In the entries below, identify every line with the string "altında" and copy it.

-*-

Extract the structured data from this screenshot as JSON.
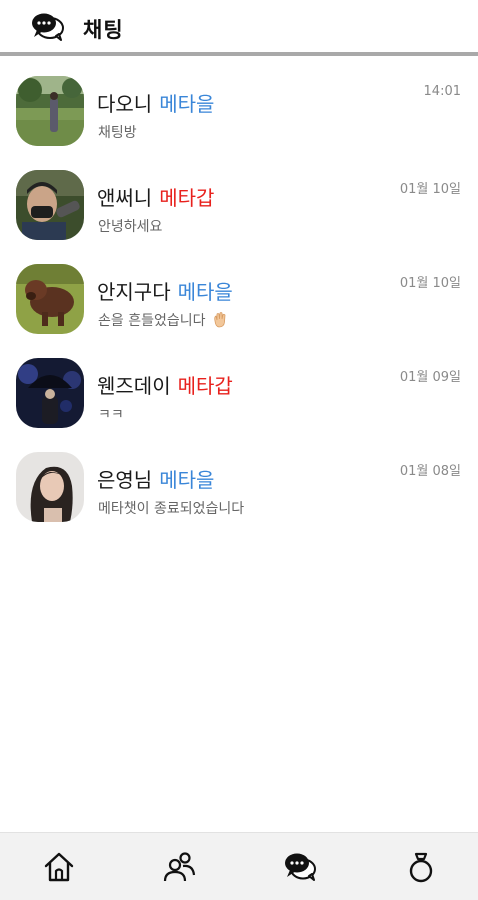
{
  "header": {
    "title": "채팅",
    "icon": "chat-bubbles-icon"
  },
  "chats": [
    {
      "name": "다오니",
      "tag": "메타을",
      "tag_color": "#3a86d8",
      "preview": "채팅방",
      "time": "14:01",
      "avatar": "golf-course-photo"
    },
    {
      "name": "앤써니",
      "tag": "메타갑",
      "tag_color": "#e8211d",
      "preview": "안녕하세요",
      "time": "01월 10일",
      "avatar": "masked-man-photo"
    },
    {
      "name": "안지구다",
      "tag": "메타을",
      "tag_color": "#3a86d8",
      "preview": "손을 흔들었습니다",
      "time": "01월 10일",
      "avatar": "dog-on-grass-photo",
      "preview_icon": "waving-hand-icon"
    },
    {
      "name": "웬즈데이",
      "tag": "메타갑",
      "tag_color": "#e8211d",
      "preview": "ㅋㅋ",
      "time": "01월 09일",
      "avatar": "umbrella-night-photo"
    },
    {
      "name": "은영님",
      "tag": "메타을",
      "tag_color": "#3a86d8",
      "preview": "메타챗이 종료되었습니다",
      "time": "01월 08일",
      "avatar": "woman-portrait-photo"
    }
  ],
  "bottom_nav": {
    "items": [
      {
        "icon": "home-icon",
        "active": false
      },
      {
        "icon": "people-icon",
        "active": false
      },
      {
        "icon": "chat-bubbles-icon",
        "active": true
      },
      {
        "icon": "ring-icon",
        "active": false
      }
    ]
  }
}
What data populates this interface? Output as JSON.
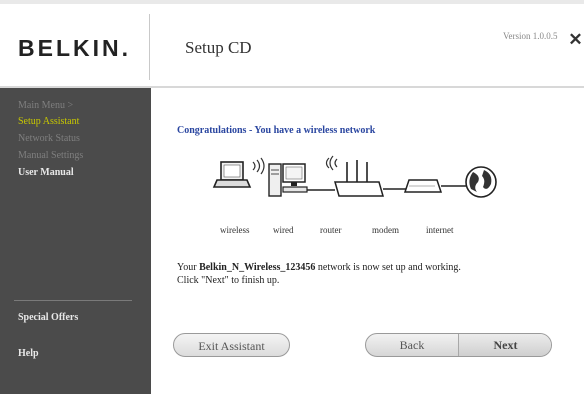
{
  "header": {
    "logo": "BELKIN.",
    "title": "Setup CD",
    "version": "Version 1.0.0.5",
    "close_label": "✕"
  },
  "sidebar": {
    "items": [
      {
        "label": "Main Menu  >"
      },
      {
        "label": "Setup Assistant"
      },
      {
        "label": "Network Status"
      },
      {
        "label": "Manual Settings"
      },
      {
        "label": "User Manual"
      },
      {
        "label": "Special Offers"
      },
      {
        "label": "Help"
      }
    ]
  },
  "main": {
    "heading": "Congratulations - You have a wireless network",
    "diagram_labels": [
      "wireless",
      "wired",
      "router",
      "modem",
      "internet"
    ],
    "message_prefix": "Your ",
    "network_name": "Belkin_N_Wireless_123456",
    "message_suffix": " network is now set up and working.",
    "message_line2": "Click \"Next\" to finish up."
  },
  "buttons": {
    "exit": "Exit Assistant",
    "back": "Back",
    "next": "Next"
  },
  "colors": {
    "sidebar_bg": "#4b4b4b",
    "active_nav": "#c8c800",
    "heading": "#2a46a0"
  }
}
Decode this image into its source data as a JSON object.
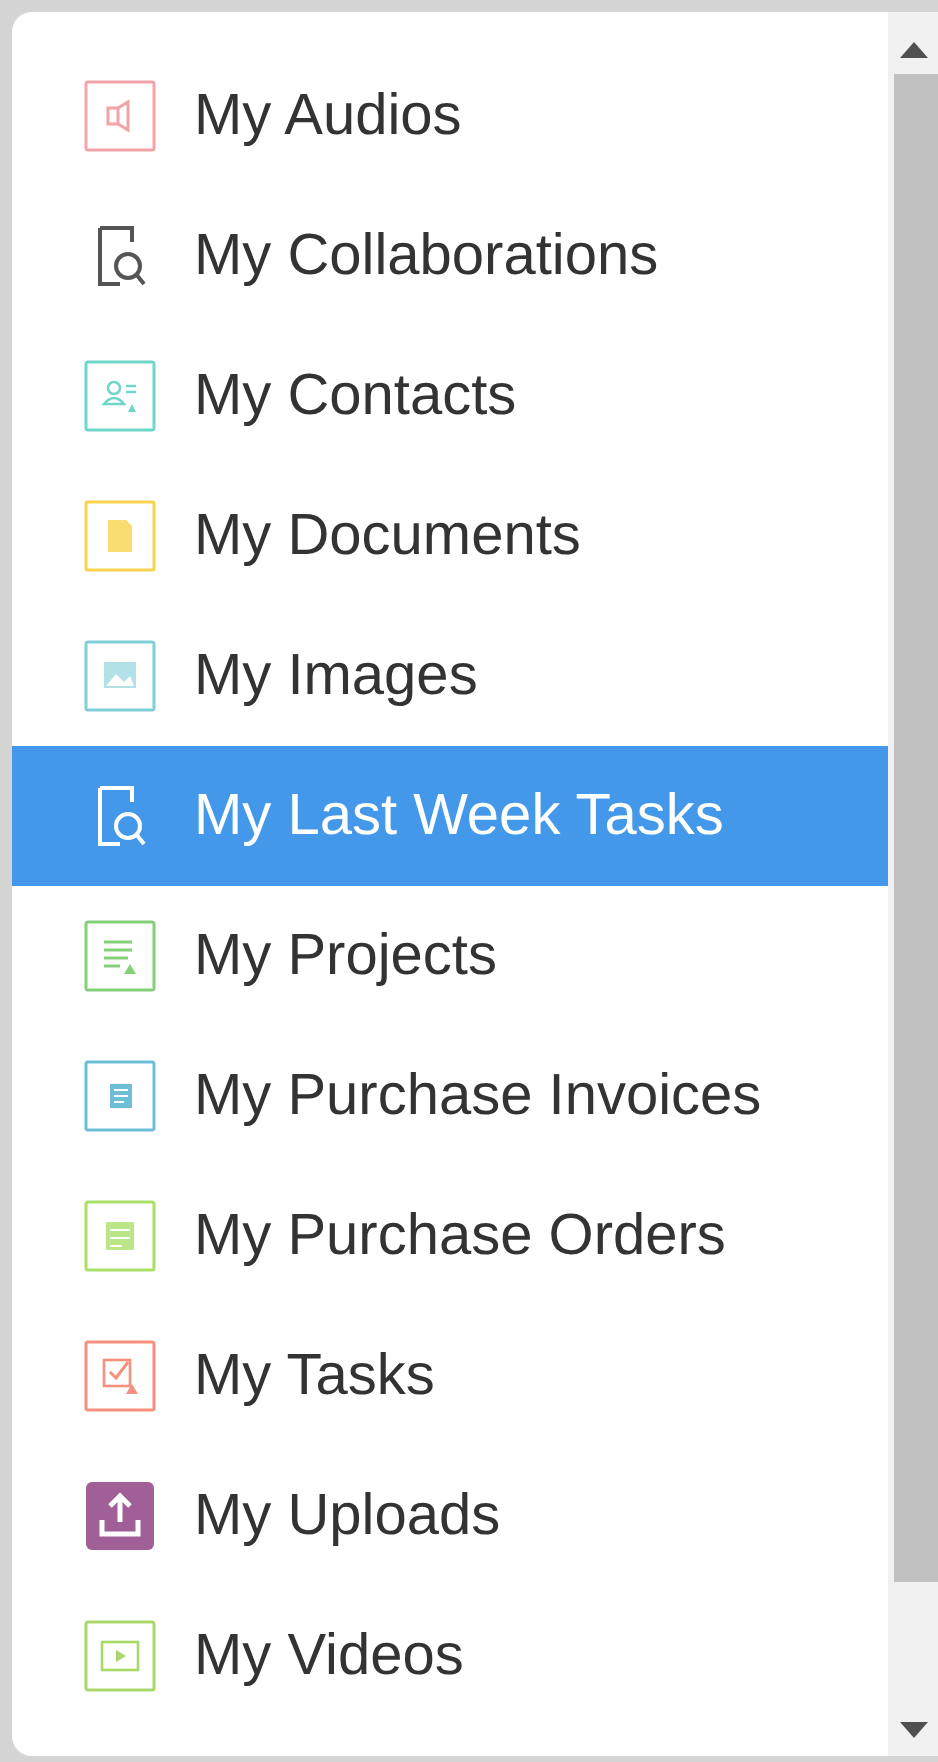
{
  "menu": {
    "items": [
      {
        "label": "My Audios",
        "kind": "audio",
        "color": "#f4a3a8",
        "selected": false
      },
      {
        "label": "My Collaborations",
        "kind": "search-doc",
        "color": "#555555",
        "selected": false
      },
      {
        "label": "My Contacts",
        "kind": "contacts",
        "color": "#6fd6c8",
        "selected": false
      },
      {
        "label": "My Documents",
        "kind": "document",
        "color": "#f7d44c",
        "selected": false
      },
      {
        "label": "My Images",
        "kind": "image",
        "color": "#7fcfd8",
        "selected": false
      },
      {
        "label": "My Last Week Tasks",
        "kind": "search-doc",
        "color": "#ffffff",
        "selected": true
      },
      {
        "label": "My Projects",
        "kind": "projects",
        "color": "#86d07a",
        "selected": false
      },
      {
        "label": "My Purchase Invoices",
        "kind": "invoice",
        "color": "#6cbfd6",
        "selected": false
      },
      {
        "label": "My Purchase Orders",
        "kind": "orders",
        "color": "#a9e06a",
        "selected": false
      },
      {
        "label": "My Tasks",
        "kind": "tasks",
        "color": "#f6907e",
        "selected": false
      },
      {
        "label": "My Uploads",
        "kind": "upload",
        "color": "#a05f96",
        "selected": false
      },
      {
        "label": "My Videos",
        "kind": "video",
        "color": "#a8d86a",
        "selected": false
      }
    ]
  }
}
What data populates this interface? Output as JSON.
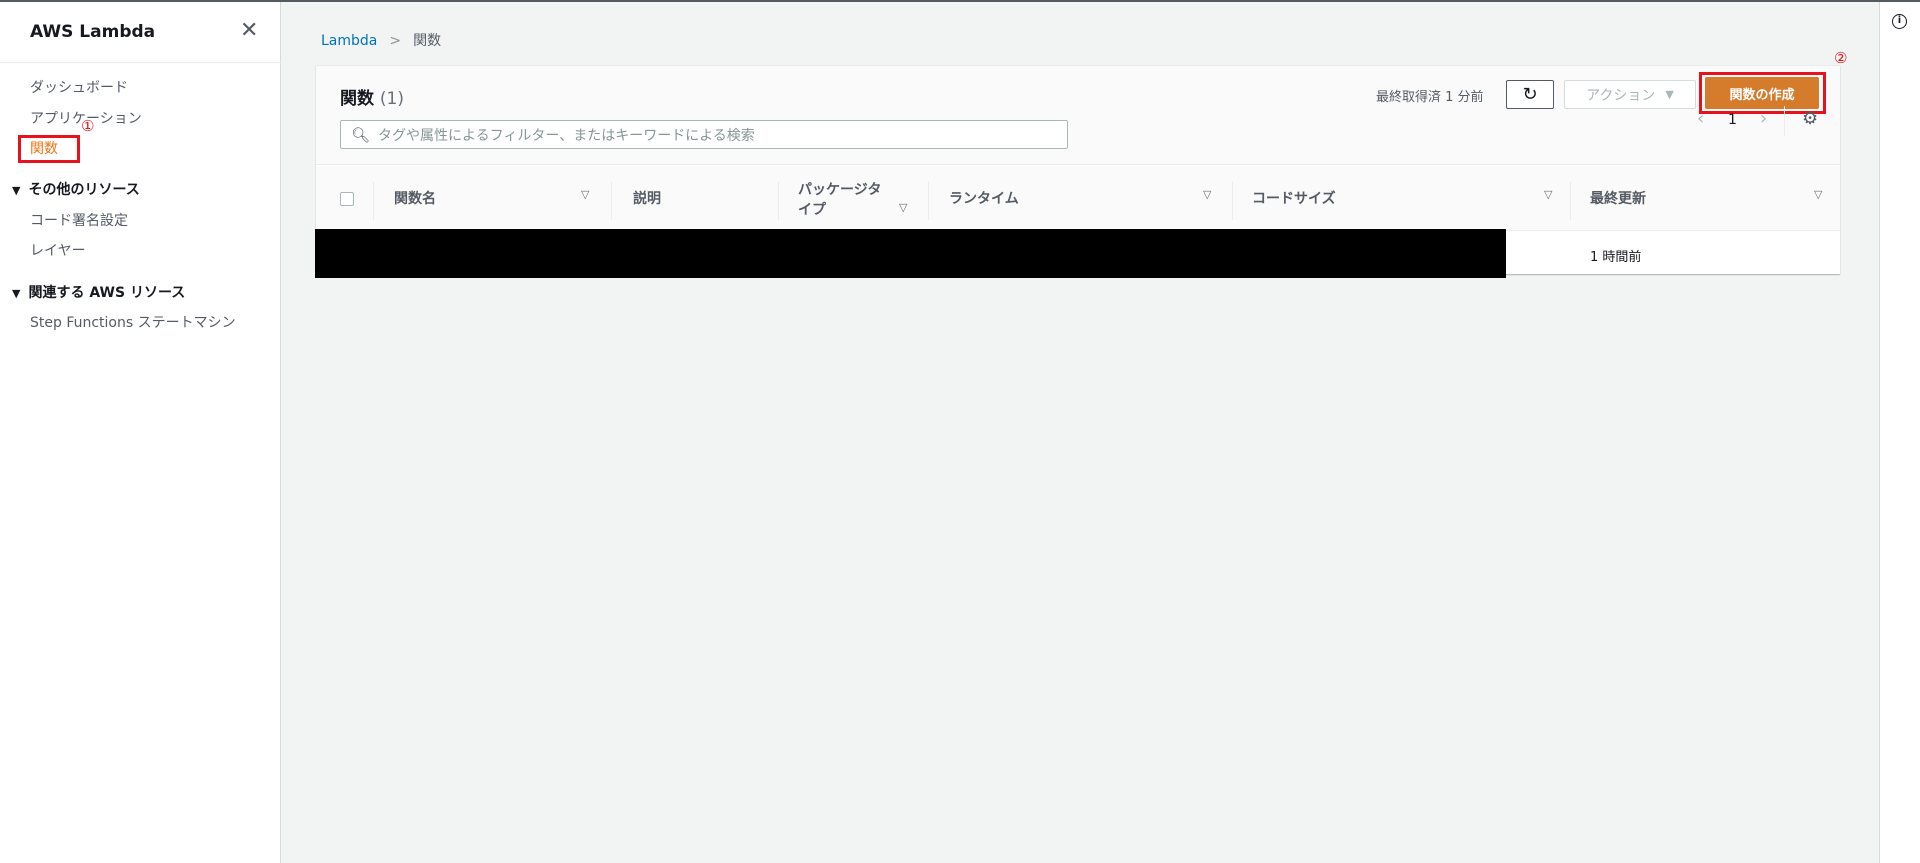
{
  "sidebar": {
    "title": "AWS Lambda",
    "items": [
      "ダッシュボード",
      "アプリケーション",
      "関数"
    ],
    "sections": [
      {
        "label": "その他のリソース",
        "items": [
          "コード署名設定",
          "レイヤー"
        ]
      },
      {
        "label": "関連する AWS リソース",
        "items": [
          "Step Functions ステートマシン"
        ]
      }
    ],
    "marker": "①"
  },
  "breadcrumb": {
    "root": "Lambda",
    "current": "関数"
  },
  "panel": {
    "title": "関数",
    "count": "(1)",
    "fetched": "最終取得済 1 分前",
    "action": "アクション",
    "create": "関数の作成",
    "marker": "②",
    "search_placeholder": "タグや属性によるフィルター、またはキーワードによる検索",
    "page": "1",
    "columns": [
      "関数名",
      "説明",
      "パッケージタイプ",
      "ランタイム",
      "コードサイズ",
      "最終更新"
    ],
    "rows": [
      {
        "last_modified": "1 時間前"
      }
    ]
  },
  "colors": {
    "accent": "#ec7211",
    "primary_button": "#d47b2c",
    "annotation": "#e8121c"
  }
}
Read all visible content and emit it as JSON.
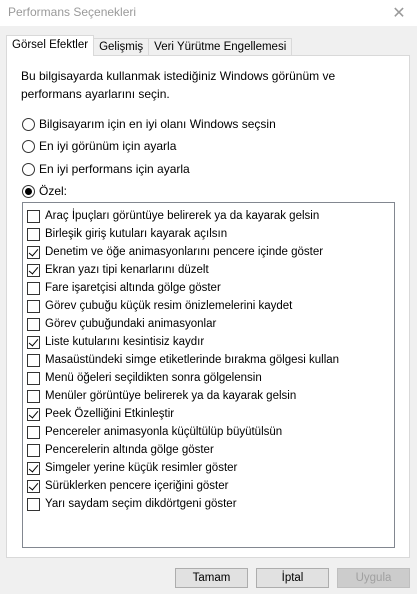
{
  "window": {
    "title": "Performans Seçenekleri",
    "close_glyph": "✕"
  },
  "tabs": [
    {
      "label": "Görsel Efektler",
      "active": true
    },
    {
      "label": "Gelişmiş",
      "active": false
    },
    {
      "label": "Veri Yürütme Engellemesi",
      "active": false
    }
  ],
  "intro_text": "Bu bilgisayarda kullanmak istediğiniz Windows görünüm ve performans ayarlarını seçin.",
  "radio_options": [
    {
      "label": "Bilgisayarım için en iyi olanı Windows seçsin",
      "checked": false
    },
    {
      "label": "En iyi görünüm için ayarla",
      "checked": false
    },
    {
      "label": "En iyi performans için ayarla",
      "checked": false
    },
    {
      "label": "Özel:",
      "checked": true
    }
  ],
  "effects": [
    {
      "label": "Araç İpuçları görüntüye belirerek ya da kayarak gelsin",
      "checked": false
    },
    {
      "label": "Birleşik giriş kutuları kayarak açılsın",
      "checked": false
    },
    {
      "label": "Denetim ve öğe animasyonlarını pencere içinde göster",
      "checked": true
    },
    {
      "label": "Ekran yazı tipi kenarlarını düzelt",
      "checked": true
    },
    {
      "label": "Fare işaretçisi altında gölge göster",
      "checked": false
    },
    {
      "label": "Görev çubuğu küçük resim önizlemelerini kaydet",
      "checked": false
    },
    {
      "label": "Görev çubuğundaki animasyonlar",
      "checked": false
    },
    {
      "label": "Liste kutularını kesintisiz kaydır",
      "checked": true
    },
    {
      "label": "Masaüstündeki simge etiketlerinde bırakma gölgesi kullan",
      "checked": false
    },
    {
      "label": "Menü öğeleri seçildikten sonra gölgelensin",
      "checked": false
    },
    {
      "label": "Menüler görüntüye belirerek ya da kayarak gelsin",
      "checked": false
    },
    {
      "label": "Peek Özelliğini Etkinleştir",
      "checked": true
    },
    {
      "label": "Pencereler animasyonla küçültülüp büyütülsün",
      "checked": false
    },
    {
      "label": "Pencerelerin altında gölge göster",
      "checked": false
    },
    {
      "label": "Simgeler yerine küçük resimler göster",
      "checked": true
    },
    {
      "label": "Sürüklerken pencere içeriğini göster",
      "checked": true
    },
    {
      "label": "Yarı saydam seçim dikdörtgeni göster",
      "checked": false
    }
  ],
  "buttons": {
    "ok": "Tamam",
    "cancel": "İptal",
    "apply": "Uygula",
    "apply_enabled": false
  }
}
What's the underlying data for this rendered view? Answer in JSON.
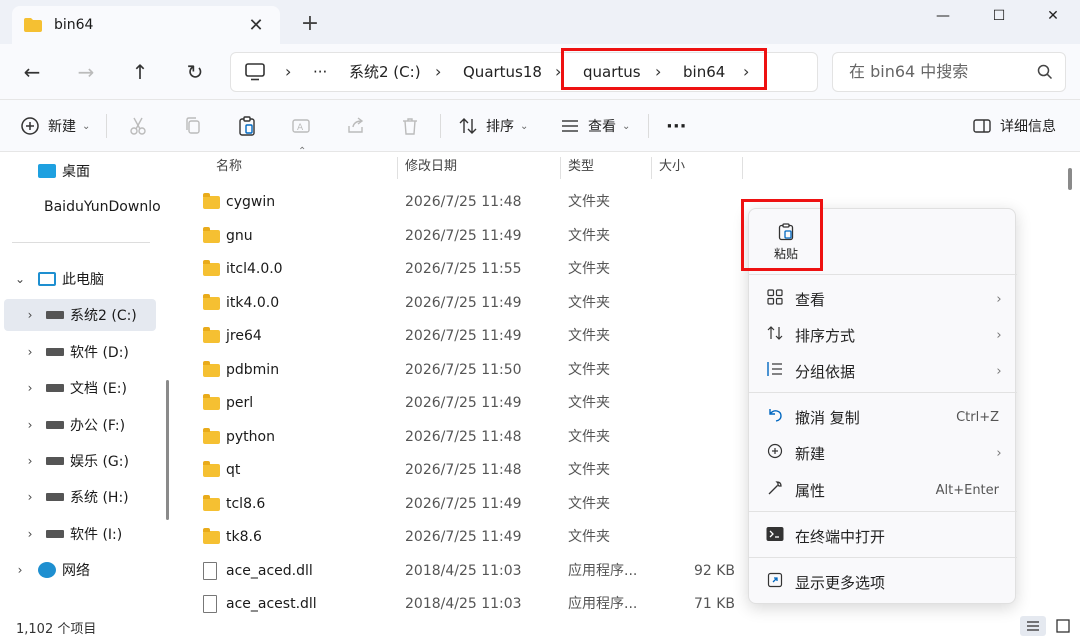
{
  "window": {
    "tab_title": "bin64",
    "tab_close": "✕",
    "new_tab": "+",
    "minimize": "—",
    "maximize": "☐",
    "close": "✕"
  },
  "nav": {
    "back": "←",
    "forward": "→",
    "up": "↑",
    "refresh": "↻",
    "breadcrumb": [
      "系统2 (C:)",
      "Quartus18",
      "quartus",
      "bin64"
    ],
    "more": "···",
    "search_placeholder": "在 bin64 中搜索"
  },
  "toolbar": {
    "new_label": "新建",
    "sort_label": "排序",
    "view_label": "查看",
    "more": "···",
    "details_label": "详细信息"
  },
  "sidebar": {
    "items": [
      {
        "label": "桌面"
      },
      {
        "label": "BaiduYunDownload"
      },
      {
        "label": "此电脑"
      },
      {
        "label": "系统2 (C:)"
      },
      {
        "label": "软件 (D:)"
      },
      {
        "label": "文档 (E:)"
      },
      {
        "label": "办公 (F:)"
      },
      {
        "label": "娱乐 (G:)"
      },
      {
        "label": "系统 (H:)"
      },
      {
        "label": "软件 (I:)"
      },
      {
        "label": "网络"
      }
    ]
  },
  "columns": {
    "name": "名称",
    "modified": "修改日期",
    "type": "类型",
    "size": "大小"
  },
  "files": [
    {
      "name": "cygwin",
      "date": "2026/7/25 11:48",
      "type": "文件夹",
      "size": ""
    },
    {
      "name": "gnu",
      "date": "2026/7/25 11:49",
      "type": "文件夹",
      "size": ""
    },
    {
      "name": "itcl4.0.0",
      "date": "2026/7/25 11:55",
      "type": "文件夹",
      "size": ""
    },
    {
      "name": "itk4.0.0",
      "date": "2026/7/25 11:49",
      "type": "文件夹",
      "size": ""
    },
    {
      "name": "jre64",
      "date": "2026/7/25 11:49",
      "type": "文件夹",
      "size": ""
    },
    {
      "name": "pdbmin",
      "date": "2026/7/25 11:50",
      "type": "文件夹",
      "size": ""
    },
    {
      "name": "perl",
      "date": "2026/7/25 11:49",
      "type": "文件夹",
      "size": ""
    },
    {
      "name": "python",
      "date": "2026/7/25 11:48",
      "type": "文件夹",
      "size": ""
    },
    {
      "name": "qt",
      "date": "2026/7/25 11:48",
      "type": "文件夹",
      "size": ""
    },
    {
      "name": "tcl8.6",
      "date": "2026/7/25 11:49",
      "type": "文件夹",
      "size": ""
    },
    {
      "name": "tk8.6",
      "date": "2026/7/25 11:49",
      "type": "文件夹",
      "size": ""
    },
    {
      "name": "ace_aced.dll",
      "date": "2018/4/25 11:03",
      "type": "应用程序...",
      "size": "92 KB"
    },
    {
      "name": "ace_acest.dll",
      "date": "2018/4/25 11:03",
      "type": "应用程序...",
      "size": "71 KB"
    }
  ],
  "status": {
    "count": "1,102 个项目"
  },
  "context_menu": {
    "paste": "粘贴",
    "view": "查看",
    "sort_by": "排序方式",
    "group_by": "分组依据",
    "undo": "撤消 复制",
    "undo_shortcut": "Ctrl+Z",
    "new": "新建",
    "properties": "属性",
    "properties_shortcut": "Alt+Enter",
    "open_terminal": "在终端中打开",
    "more_options": "显示更多选项",
    "arrow": "›"
  },
  "colors": {
    "highlight_box": "#e11111",
    "folder": "#f5c032",
    "accent": "#0067c0"
  }
}
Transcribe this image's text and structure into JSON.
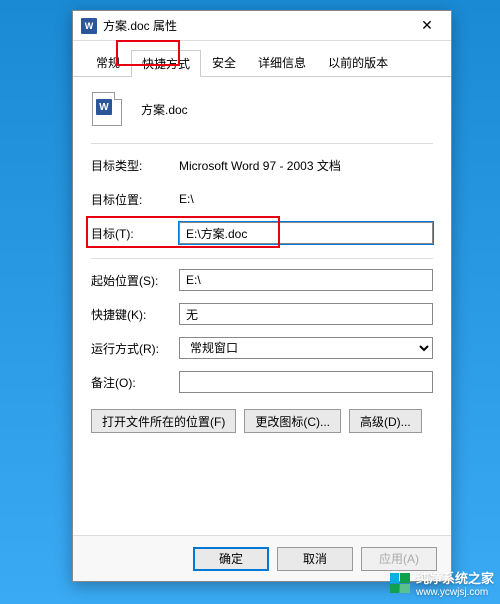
{
  "titlebar": {
    "icon_label": "W",
    "title": "方案.doc 属性",
    "close_label": "✕"
  },
  "tabs": {
    "general": "常规",
    "shortcut": "快捷方式",
    "security": "安全",
    "details": "详细信息",
    "previous": "以前的版本"
  },
  "file": {
    "name": "方案.doc"
  },
  "fields": {
    "target_type_label": "目标类型:",
    "target_type_value": "Microsoft Word 97 - 2003 文档",
    "target_location_label": "目标位置:",
    "target_location_value": "E:\\",
    "target_label": "目标(T):",
    "target_value": "E:\\方案.doc",
    "start_in_label": "起始位置(S):",
    "start_in_value": "E:\\",
    "shortcut_key_label": "快捷键(K):",
    "shortcut_key_value": "无",
    "run_label": "运行方式(R):",
    "run_value": "常规窗口",
    "comment_label": "备注(O):",
    "comment_value": ""
  },
  "buttons": {
    "open_location": "打开文件所在的位置(F)",
    "change_icon": "更改图标(C)...",
    "advanced": "高级(D)..."
  },
  "footer": {
    "ok": "确定",
    "cancel": "取消",
    "apply": "应用(A)"
  },
  "watermark": {
    "text": "纯净系统之家",
    "url": "www.ycwjsj.com"
  }
}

-*-

> **THE ANSWER**:
      "label": "Fare işaretçisi altında gölge göster",
      "label": "Pencerelerin altında gölge göster",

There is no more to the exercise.